▶ **DIRECTIONS FOR THIS TASK**
Narrow the data below down to the lines containing "Ἐπεὶ".
===== ITEMS =====
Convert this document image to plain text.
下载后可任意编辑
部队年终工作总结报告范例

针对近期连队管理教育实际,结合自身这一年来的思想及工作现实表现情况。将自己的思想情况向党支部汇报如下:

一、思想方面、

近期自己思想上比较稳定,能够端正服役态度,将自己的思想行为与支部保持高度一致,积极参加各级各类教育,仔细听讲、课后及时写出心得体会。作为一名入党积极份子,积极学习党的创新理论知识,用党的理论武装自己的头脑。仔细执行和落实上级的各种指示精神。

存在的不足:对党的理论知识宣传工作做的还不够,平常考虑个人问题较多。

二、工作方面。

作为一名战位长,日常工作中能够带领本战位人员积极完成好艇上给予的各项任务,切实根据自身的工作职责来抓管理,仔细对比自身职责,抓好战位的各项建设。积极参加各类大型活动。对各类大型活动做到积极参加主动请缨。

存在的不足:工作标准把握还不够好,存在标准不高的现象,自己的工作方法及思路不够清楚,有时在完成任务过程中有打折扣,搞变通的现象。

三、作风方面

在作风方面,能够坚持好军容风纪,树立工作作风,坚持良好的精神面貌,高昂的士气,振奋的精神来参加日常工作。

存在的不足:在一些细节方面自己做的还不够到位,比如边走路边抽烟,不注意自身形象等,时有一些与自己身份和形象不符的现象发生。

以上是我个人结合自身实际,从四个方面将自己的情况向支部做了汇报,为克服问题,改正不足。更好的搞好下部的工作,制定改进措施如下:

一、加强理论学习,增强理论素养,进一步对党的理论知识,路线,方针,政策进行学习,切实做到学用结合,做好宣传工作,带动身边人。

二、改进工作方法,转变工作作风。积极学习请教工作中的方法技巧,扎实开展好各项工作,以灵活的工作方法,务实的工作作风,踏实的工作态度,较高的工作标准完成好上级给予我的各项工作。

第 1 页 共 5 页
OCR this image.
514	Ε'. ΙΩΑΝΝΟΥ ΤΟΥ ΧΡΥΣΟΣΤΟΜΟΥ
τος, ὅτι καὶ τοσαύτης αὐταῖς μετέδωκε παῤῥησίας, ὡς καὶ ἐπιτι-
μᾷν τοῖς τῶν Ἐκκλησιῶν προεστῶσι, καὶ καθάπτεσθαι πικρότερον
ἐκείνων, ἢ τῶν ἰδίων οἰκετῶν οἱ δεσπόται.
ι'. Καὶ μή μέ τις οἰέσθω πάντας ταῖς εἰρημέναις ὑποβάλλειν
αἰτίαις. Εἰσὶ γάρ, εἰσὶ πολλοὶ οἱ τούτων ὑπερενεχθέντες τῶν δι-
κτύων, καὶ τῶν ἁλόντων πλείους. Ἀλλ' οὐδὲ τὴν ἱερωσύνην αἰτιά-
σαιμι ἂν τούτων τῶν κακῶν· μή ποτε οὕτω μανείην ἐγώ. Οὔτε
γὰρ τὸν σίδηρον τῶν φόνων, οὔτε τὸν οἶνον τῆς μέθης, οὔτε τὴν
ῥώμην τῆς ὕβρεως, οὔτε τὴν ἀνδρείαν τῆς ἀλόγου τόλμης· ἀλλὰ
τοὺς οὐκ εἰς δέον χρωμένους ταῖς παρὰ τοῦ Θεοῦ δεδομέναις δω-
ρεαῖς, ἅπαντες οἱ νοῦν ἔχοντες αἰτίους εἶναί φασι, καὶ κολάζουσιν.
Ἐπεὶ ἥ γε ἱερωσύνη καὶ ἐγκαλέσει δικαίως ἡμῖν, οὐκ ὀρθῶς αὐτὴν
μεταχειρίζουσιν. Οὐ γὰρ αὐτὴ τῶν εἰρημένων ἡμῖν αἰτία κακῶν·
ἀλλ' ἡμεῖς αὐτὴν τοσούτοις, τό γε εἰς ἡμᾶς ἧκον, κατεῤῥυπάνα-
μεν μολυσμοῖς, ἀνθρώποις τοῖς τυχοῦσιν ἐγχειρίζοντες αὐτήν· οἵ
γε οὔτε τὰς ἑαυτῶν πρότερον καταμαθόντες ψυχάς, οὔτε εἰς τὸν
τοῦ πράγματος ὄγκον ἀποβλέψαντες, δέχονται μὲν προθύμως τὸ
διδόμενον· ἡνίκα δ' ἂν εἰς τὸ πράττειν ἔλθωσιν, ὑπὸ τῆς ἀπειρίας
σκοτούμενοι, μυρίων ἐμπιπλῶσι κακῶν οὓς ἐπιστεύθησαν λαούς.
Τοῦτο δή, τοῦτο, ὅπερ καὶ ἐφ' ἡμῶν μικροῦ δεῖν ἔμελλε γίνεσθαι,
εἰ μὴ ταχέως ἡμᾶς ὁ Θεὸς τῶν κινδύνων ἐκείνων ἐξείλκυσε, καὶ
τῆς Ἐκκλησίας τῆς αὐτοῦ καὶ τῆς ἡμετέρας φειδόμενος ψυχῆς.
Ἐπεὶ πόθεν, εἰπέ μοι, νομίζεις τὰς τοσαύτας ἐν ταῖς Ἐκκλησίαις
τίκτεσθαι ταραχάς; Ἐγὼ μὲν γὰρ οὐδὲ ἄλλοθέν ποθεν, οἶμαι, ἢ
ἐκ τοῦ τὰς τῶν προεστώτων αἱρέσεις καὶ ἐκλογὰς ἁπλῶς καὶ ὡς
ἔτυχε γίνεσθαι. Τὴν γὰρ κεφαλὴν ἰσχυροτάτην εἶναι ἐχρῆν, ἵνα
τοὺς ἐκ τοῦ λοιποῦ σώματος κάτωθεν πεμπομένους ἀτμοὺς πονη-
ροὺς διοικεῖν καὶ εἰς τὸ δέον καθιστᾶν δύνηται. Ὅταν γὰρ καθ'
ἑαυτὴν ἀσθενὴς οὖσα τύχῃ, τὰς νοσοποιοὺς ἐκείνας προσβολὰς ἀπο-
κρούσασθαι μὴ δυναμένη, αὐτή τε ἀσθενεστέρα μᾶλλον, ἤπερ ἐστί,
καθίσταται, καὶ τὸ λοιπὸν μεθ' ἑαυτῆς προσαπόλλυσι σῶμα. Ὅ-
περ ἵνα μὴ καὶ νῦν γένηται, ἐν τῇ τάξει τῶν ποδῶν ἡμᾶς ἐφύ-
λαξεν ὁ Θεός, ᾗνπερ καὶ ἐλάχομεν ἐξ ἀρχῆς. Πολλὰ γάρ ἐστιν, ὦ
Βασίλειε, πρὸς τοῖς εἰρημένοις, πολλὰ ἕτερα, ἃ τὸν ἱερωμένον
=====
▶ **ANSWER IN FULL**
Ἐπεὶ ἥ γε ἱερωσύνη καὶ ἐγκαλέσει δικαίως ἡμῖν, οὐκ ὀρθῶς αὐτὴν
Ἐπεὶ πόθεν, εἰπέ μοι, νομίζεις τὰς τοσαύτας ἐν ταῖς Ἐκκλησίαις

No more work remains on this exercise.